:: Work required ::
Identify all lines below that hold "screenshot" and collect them.

:: Entries from a visual dataset ::
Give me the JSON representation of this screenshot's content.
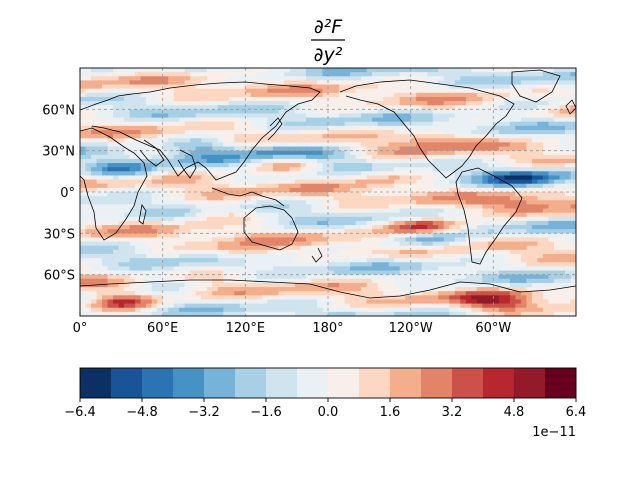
{
  "title": {
    "numerator": "∂²F",
    "denominator": "∂y²"
  },
  "map": {
    "projection": "PlateCarree",
    "central_longitude": 180,
    "longitude_tick_labels": [
      "0°",
      "60°E",
      "120°E",
      "180°",
      "120°W",
      "60°W"
    ],
    "latitude_tick_labels": [
      "60°N",
      "30°N",
      "0°",
      "30°S",
      "60°S"
    ],
    "gridlines": "dashed gray",
    "coastlines": true
  },
  "colorbar": {
    "colormap": "RdBu_r",
    "tick_labels": [
      "−6.4",
      "−4.8",
      "−3.2",
      "−1.6",
      "0.0",
      "1.6",
      "3.2",
      "4.8",
      "6.4"
    ],
    "scale_label": "1e−11",
    "colors": [
      "#0a3162",
      "#1a5498",
      "#2c73b4",
      "#4592c5",
      "#77b3d8",
      "#a7cfe5",
      "#d0e4ef",
      "#eaf1f5",
      "#f8efea",
      "#fcd7c1",
      "#f4ae8c",
      "#e28468",
      "#cb5149",
      "#b8272e",
      "#921a29",
      "#67001f"
    ]
  },
  "chart_data": {
    "type": "heatmap",
    "variable": "∂²F/∂y²",
    "x_range": [
      0,
      360
    ],
    "y_range": [
      -90,
      90
    ],
    "color_range": [
      -6.4e-11,
      6.4e-11
    ],
    "levels": [
      -6.4,
      -5.6,
      -4.8,
      -4.0,
      -3.2,
      -2.4,
      -1.6,
      -0.8,
      0.0,
      0.8,
      1.6,
      2.4,
      3.2,
      4.0,
      4.8,
      5.6,
      6.4
    ],
    "level_scale": 1e-11,
    "features": [
      {
        "lon": 30,
        "lat": 15,
        "value": -3.2
      },
      {
        "lon": 90,
        "lat": 33,
        "value": -3.0
      },
      {
        "lon": 140,
        "lat": 30,
        "value": -3.2
      },
      {
        "lon": 150,
        "lat": 20,
        "value": 3.0
      },
      {
        "lon": 175,
        "lat": 27,
        "value": -2.5
      },
      {
        "lon": 220,
        "lat": 12,
        "value": 2.2
      },
      {
        "lon": 260,
        "lat": 38,
        "value": 2.5
      },
      {
        "lon": 250,
        "lat": -25,
        "value": 5.6
      },
      {
        "lon": 250,
        "lat": -35,
        "value": -4.0
      },
      {
        "lon": 320,
        "lat": 10,
        "value": -3.5
      },
      {
        "lon": 320,
        "lat": -10,
        "value": 2.5
      },
      {
        "lon": 30,
        "lat": -80,
        "value": 4.8
      },
      {
        "lon": 300,
        "lat": -80,
        "value": 3.5
      },
      {
        "lon": 60,
        "lat": -65,
        "value": -2.2
      },
      {
        "lon": 100,
        "lat": -15,
        "value": 2.0
      },
      {
        "lon": 120,
        "lat": -45,
        "value": 2.5
      },
      {
        "lon": 330,
        "lat": 65,
        "value": -2.0
      }
    ]
  }
}
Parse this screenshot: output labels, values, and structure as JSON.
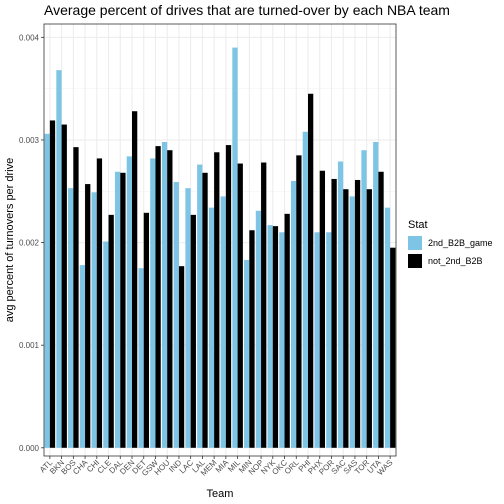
{
  "chart_data": {
    "type": "bar",
    "title": "Average percent of drives that are turned-over by each NBA team",
    "xlabel": "Team",
    "ylabel": "avg percent of turnovers per drive",
    "ylim": [
      -8e-05,
      0.00413
    ],
    "yticks": [
      {
        "value": 0,
        "label": "0.000"
      },
      {
        "value": 0.001,
        "label": "0.001"
      },
      {
        "value": 0.002,
        "label": "0.002"
      },
      {
        "value": 0.003,
        "label": "0.003"
      },
      {
        "value": 0.004,
        "label": "0.004"
      }
    ],
    "grid": true,
    "legend_position": "right",
    "legend_title": "Stat",
    "categories": [
      "ATL",
      "BKN",
      "BOS",
      "CHA",
      "CHI",
      "CLE",
      "DAL",
      "DEN",
      "DET",
      "GSW",
      "HOU",
      "IND",
      "LAC",
      "LAL",
      "MEM",
      "MIA",
      "MIL",
      "MIN",
      "NOP",
      "NYK",
      "OKC",
      "ORL",
      "PHI",
      "PHX",
      "POR",
      "SAC",
      "SAS",
      "TOR",
      "UTA",
      "WAS"
    ],
    "series": [
      {
        "name": "2nd_B2B_game",
        "color": "#7ec4e4",
        "values": [
          0.00306,
          0.00368,
          0.00253,
          0.00178,
          0.00249,
          0.00201,
          0.00269,
          0.00284,
          0.00175,
          0.00282,
          0.00298,
          0.00259,
          0.00253,
          0.00276,
          0.00234,
          0.00245,
          0.0039,
          0.00183,
          0.00231,
          0.00217,
          0.0021,
          0.0026,
          0.00308,
          0.0021,
          0.0021,
          0.00279,
          0.00245,
          0.0029,
          0.00298,
          0.00234
        ]
      },
      {
        "name": "not_2nd_B2B",
        "color": "#000000",
        "values": [
          0.00319,
          0.00315,
          0.00293,
          0.00257,
          0.00282,
          0.00227,
          0.00268,
          0.00328,
          0.00229,
          0.00294,
          0.0029,
          0.00177,
          0.00227,
          0.00268,
          0.00288,
          0.00295,
          0.00277,
          0.00212,
          0.00278,
          0.00216,
          0.00228,
          0.00285,
          0.00345,
          0.0027,
          0.00262,
          0.00252,
          0.00261,
          0.00252,
          0.00269,
          0.00195
        ]
      }
    ]
  }
}
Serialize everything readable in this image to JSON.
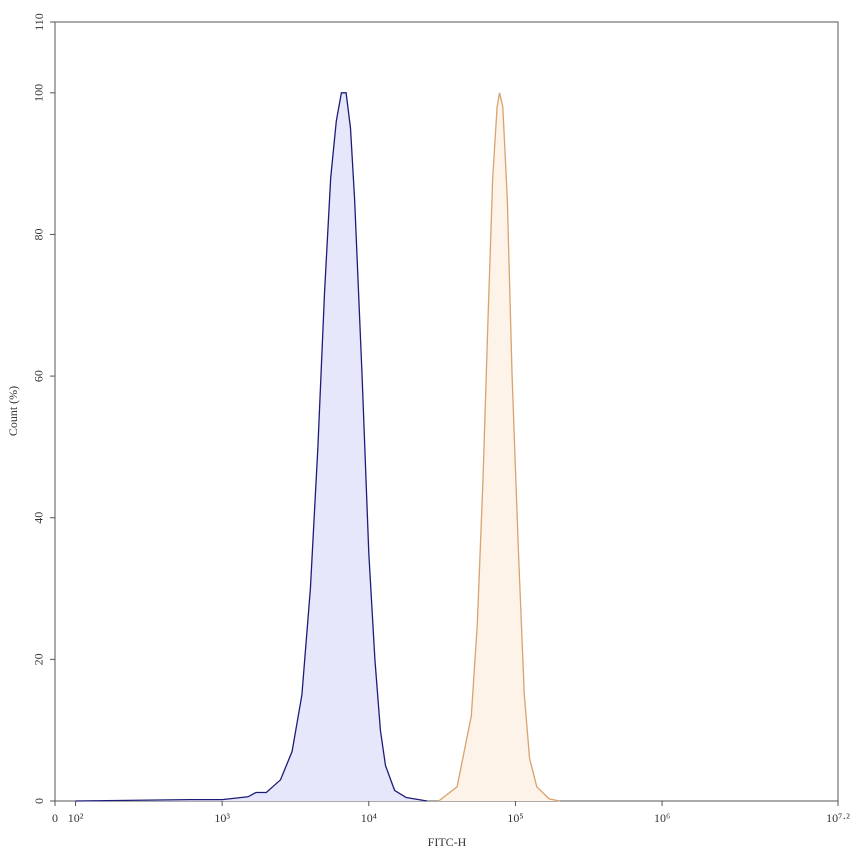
{
  "chart_data": {
    "type": "histogram-overlay",
    "xlabel": "FITC-H",
    "ylabel": "Count (%)",
    "xscale": "biexponential",
    "xlim": [
      0,
      15848932
    ],
    "ylim": [
      0,
      110
    ],
    "xticks": [
      0,
      {
        "value": 100,
        "label": "10²"
      },
      {
        "value": 1000,
        "label": "10³"
      },
      {
        "value": 10000,
        "label": "10⁴"
      },
      {
        "value": 100000,
        "label": "10⁵"
      },
      {
        "value": 1000000,
        "label": "10⁶"
      },
      {
        "value": 15848932,
        "label": "10⁷·²"
      }
    ],
    "yticks": [
      0,
      20,
      40,
      60,
      80,
      100,
      110
    ],
    "series": [
      {
        "color": "#1c1c78",
        "fill": "#e6e7fa",
        "x": [
          100,
          600,
          1000,
          1500,
          1700,
          2000,
          2500,
          3000,
          3500,
          4000,
          4500,
          5000,
          5500,
          6000,
          6500,
          7000,
          7500,
          8000,
          9000,
          10000,
          11000,
          12000,
          13000,
          15000,
          18000,
          25000
        ],
        "values": [
          0,
          0.2,
          0.2,
          0.6,
          1.2,
          1.2,
          3,
          7,
          15,
          30,
          50,
          72,
          88,
          96,
          100,
          100,
          95,
          85,
          60,
          35,
          20,
          10,
          5,
          1.5,
          0.5,
          0
        ]
      },
      {
        "color": "#d9a26e",
        "fill": "#fdf3e8",
        "x": [
          30000,
          40000,
          50000,
          55000,
          60000,
          65000,
          70000,
          75000,
          78000,
          82000,
          88000,
          95000,
          105000,
          115000,
          125000,
          140000,
          170000,
          200000
        ],
        "values": [
          0,
          2,
          12,
          25,
          45,
          68,
          88,
          98,
          100,
          98,
          85,
          60,
          35,
          15,
          6,
          2,
          0.3,
          0
        ]
      }
    ]
  }
}
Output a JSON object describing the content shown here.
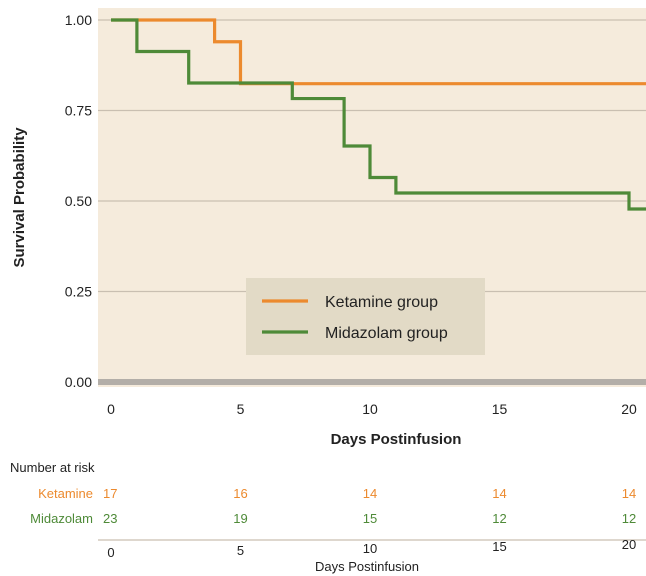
{
  "chart_data": {
    "type": "line",
    "subtype": "kaplan-meier step",
    "title": "",
    "xlabel": "Days Postinfusion",
    "ylabel": "Survival Probability",
    "xlim": [
      0,
      21
    ],
    "ylim": [
      0,
      1
    ],
    "x_ticks": [
      "0",
      "5",
      "10",
      "15",
      "20"
    ],
    "x_tick_values": [
      0,
      5,
      10,
      15,
      20
    ],
    "y_ticks": [
      "0.00",
      "0.25",
      "0.50",
      "0.75",
      "1.00"
    ],
    "y_tick_values": [
      0,
      0.25,
      0.5,
      0.75,
      1
    ],
    "grid": "horizontal",
    "legend_position": "center-bottom",
    "background_color": "#f5ebdc",
    "series": [
      {
        "name": "Ketamine group",
        "color": "#ec8a2e",
        "steps": [
          [
            0,
            1.0
          ],
          [
            4,
            0.94
          ],
          [
            5,
            0.824
          ],
          [
            21,
            0.824
          ]
        ]
      },
      {
        "name": "Midazolam group",
        "color": "#4e8a38",
        "steps": [
          [
            0,
            1.0
          ],
          [
            1,
            0.913
          ],
          [
            3,
            0.826
          ],
          [
            7,
            0.783
          ],
          [
            9,
            0.652
          ],
          [
            10,
            0.565
          ],
          [
            11,
            0.522
          ],
          [
            20,
            0.478
          ],
          [
            21,
            0.478
          ]
        ]
      }
    ]
  },
  "risk_table": {
    "title": "Number at risk",
    "x_ticks": [
      "0",
      "5",
      "10",
      "15",
      "20"
    ],
    "xlabel": "Days Postinfusion",
    "rows": [
      {
        "label": "Ketamine",
        "color": "#ec8a2e",
        "values": [
          "17",
          "16",
          "14",
          "14",
          "14"
        ]
      },
      {
        "label": "Midazolam",
        "color": "#4e8a38",
        "values": [
          "23",
          "19",
          "15",
          "12",
          "12"
        ]
      }
    ]
  }
}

:: Written answer ::
Give me the JSON representation of this screenshot's content.
Parse this screenshot: output labels, values, and structure as JSON.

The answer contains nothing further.